What the task requires:
Give the material once more, word for word, without any images.

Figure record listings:
****************************************
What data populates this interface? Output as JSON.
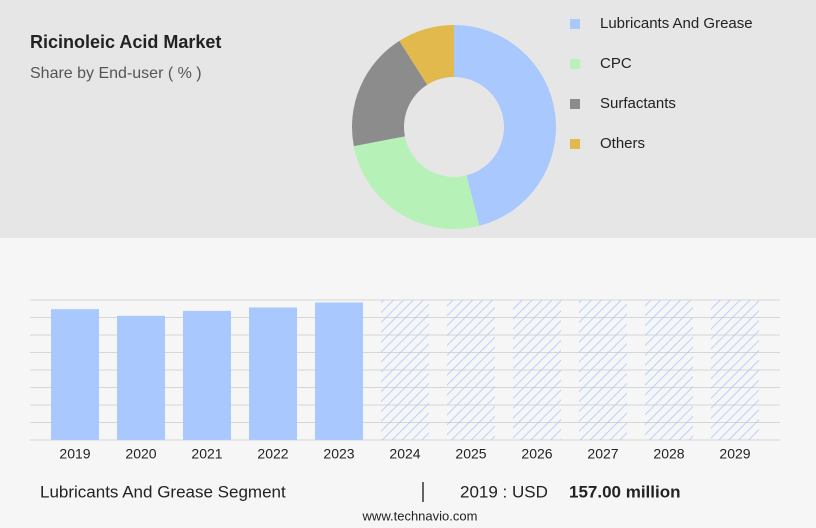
{
  "chart_data": [
    {
      "type": "donut",
      "title": "Ricinoleic Acid Market",
      "subtitle": "Share by End-user ( % )",
      "categories": [
        "Lubricants And Grease",
        "CPC",
        "Surfactants",
        "Others"
      ],
      "values": [
        46,
        26,
        19,
        9
      ],
      "colors": [
        "#a9c8fe",
        "#b6f1b8",
        "#8c8c8c",
        "#e2b94c"
      ]
    },
    {
      "type": "bar",
      "categories": [
        "2019",
        "2020",
        "2021",
        "2022",
        "2023",
        "2024",
        "2025",
        "2026",
        "2027",
        "2028",
        "2029"
      ],
      "values": [
        157,
        149,
        155,
        159,
        165,
        null,
        null,
        null,
        null,
        null,
        null
      ],
      "color": "#a9c8fe",
      "ylim": [
        0,
        168
      ],
      "yticks": [
        0,
        21,
        42,
        63,
        84,
        105,
        126,
        147,
        168
      ],
      "grid": true
    }
  ],
  "footer": {
    "segment": "Lubricants And Grease Segment",
    "highlight": "2019 : USD",
    "highlight_value": "157.00 million",
    "source": "www.technavio.com"
  }
}
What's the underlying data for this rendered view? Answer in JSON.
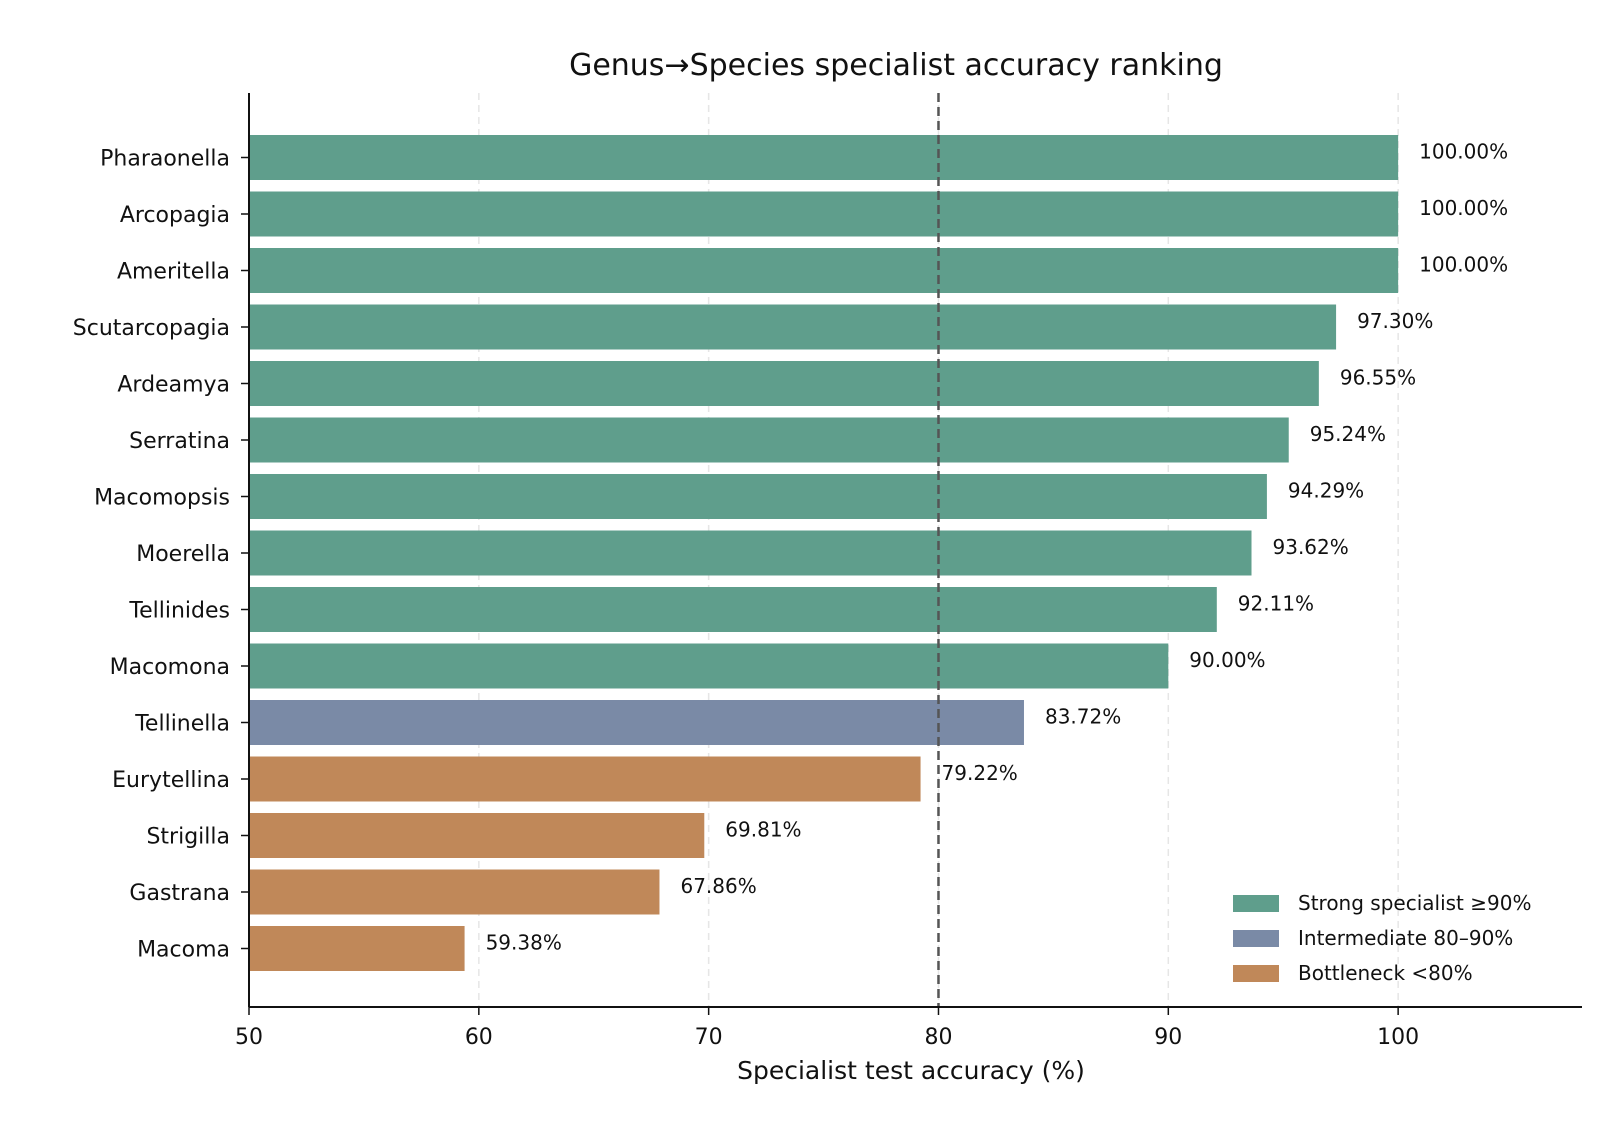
{
  "chart_data": {
    "type": "bar",
    "orientation": "horizontal",
    "title": "Genus→Species specialist accuracy ranking",
    "xlabel": "Specialist test accuracy (%)",
    "ylabel": "",
    "xlim": [
      50,
      108
    ],
    "xticks": [
      "50",
      "60",
      "70",
      "80",
      "90",
      "100"
    ],
    "grid": "x-axis dashed",
    "reference_line": 80,
    "legend_position": "bottom-right",
    "categories": [
      "Pharaonella",
      "Arcopagia",
      "Ameritella",
      "Scutarcopagia",
      "Ardeamya",
      "Serratina",
      "Macomopsis",
      "Moerella",
      "Tellinides",
      "Macomona",
      "Tellinella",
      "Eurytellina",
      "Strigilla",
      "Gastrana",
      "Macoma"
    ],
    "values": [
      100.0,
      100.0,
      100.0,
      97.3,
      96.55,
      95.24,
      94.29,
      93.62,
      92.11,
      90.0,
      83.72,
      79.22,
      69.81,
      67.86,
      59.38
    ],
    "data_labels": [
      "100.00%",
      "100.00%",
      "100.00%",
      "97.30%",
      "96.55%",
      "95.24%",
      "94.29%",
      "93.62%",
      "92.11%",
      "90.00%",
      "83.72%",
      "79.22%",
      "69.81%",
      "67.86%",
      "59.38%"
    ],
    "classes": [
      "strong",
      "strong",
      "strong",
      "strong",
      "strong",
      "strong",
      "strong",
      "strong",
      "strong",
      "strong",
      "intermediate",
      "bottleneck",
      "bottleneck",
      "bottleneck",
      "bottleneck"
    ],
    "legend": [
      {
        "key": "strong",
        "label": "Strong specialist ≥90%",
        "color": "#5f9e8c"
      },
      {
        "key": "intermediate",
        "label": "Intermediate 80–90%",
        "color": "#7a8aa6"
      },
      {
        "key": "bottleneck",
        "label": "Bottleneck <80%",
        "color": "#c08859"
      }
    ],
    "colors": {
      "axis": "#111111",
      "grid": "#e6e6e6",
      "reference_line": "#555555"
    }
  }
}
****************************************
Task answer:
What data populates this interface? Output as JSON.
{
  "chart_data": [
    {
      "type": "donut",
      "title": "Ricinoleic Acid Market",
      "subtitle": "Share by End-user ( % )",
      "categories": [
        "Lubricants And Grease",
        "CPC",
        "Surfactants",
        "Others"
      ],
      "values": [
        46,
        26,
        19,
        9
      ],
      "colors": [
        "#a9c8fe",
        "#b6f1b8",
        "#8c8c8c",
        "#e2b94c"
      ]
    },
    {
      "type": "bar",
      "categories": [
        "2019",
        "2020",
        "2021",
        "2022",
        "2023",
        "2024",
        "2025",
        "2026",
        "2027",
        "2028",
        "2029"
      ],
      "values": [
        157,
        149,
        155,
        159,
        165,
        null,
        null,
        null,
        null,
        null,
        null
      ],
      "color": "#a9c8fe",
      "ylim": [
        0,
        168
      ],
      "yticks": [
        0,
        21,
        42,
        63,
        84,
        105,
        126,
        147,
        168
      ],
      "grid": true
    }
  ],
  "footer": {
    "segment": "Lubricants And Grease Segment",
    "highlight": "2019 : USD",
    "highlight_value": "157.00 million",
    "source": "www.technavio.com"
  }
}
What's the underlying data for this rendered view? Answer in JSON.
{
  "chart_data": {
    "type": "bar",
    "orientation": "horizontal",
    "title": "Genus→Species specialist accuracy ranking",
    "xlabel": "Specialist test accuracy (%)",
    "ylabel": "",
    "xlim": [
      50,
      108
    ],
    "xticks": [
      "50",
      "60",
      "70",
      "80",
      "90",
      "100"
    ],
    "grid": "x-axis dashed",
    "reference_line": 80,
    "legend_position": "bottom-right",
    "categories": [
      "Pharaonella",
      "Arcopagia",
      "Ameritella",
      "Scutarcopagia",
      "Ardeamya",
      "Serratina",
      "Macomopsis",
      "Moerella",
      "Tellinides",
      "Macomona",
      "Tellinella",
      "Eurytellina",
      "Strigilla",
      "Gastrana",
      "Macoma"
    ],
    "values": [
      100.0,
      100.0,
      100.0,
      97.3,
      96.55,
      95.24,
      94.29,
      93.62,
      92.11,
      90.0,
      83.72,
      79.22,
      69.81,
      67.86,
      59.38
    ],
    "data_labels": [
      "100.00%",
      "100.00%",
      "100.00%",
      "97.30%",
      "96.55%",
      "95.24%",
      "94.29%",
      "93.62%",
      "92.11%",
      "90.00%",
      "83.72%",
      "79.22%",
      "69.81%",
      "67.86%",
      "59.38%"
    ],
    "classes": [
      "strong",
      "strong",
      "strong",
      "strong",
      "strong",
      "strong",
      "strong",
      "strong",
      "strong",
      "strong",
      "intermediate",
      "bottleneck",
      "bottleneck",
      "bottleneck",
      "bottleneck"
    ],
    "legend": [
      {
        "key": "strong",
        "label": "Strong specialist ≥90%",
        "color": "#5f9e8c"
      },
      {
        "key": "intermediate",
        "label": "Intermediate 80–90%",
        "color": "#7a8aa6"
      },
      {
        "key": "bottleneck",
        "label": "Bottleneck <80%",
        "color": "#c08859"
      }
    ],
    "colors": {
      "axis": "#111111",
      "grid": "#e6e6e6",
      "reference_line": "#555555"
    }
  }
}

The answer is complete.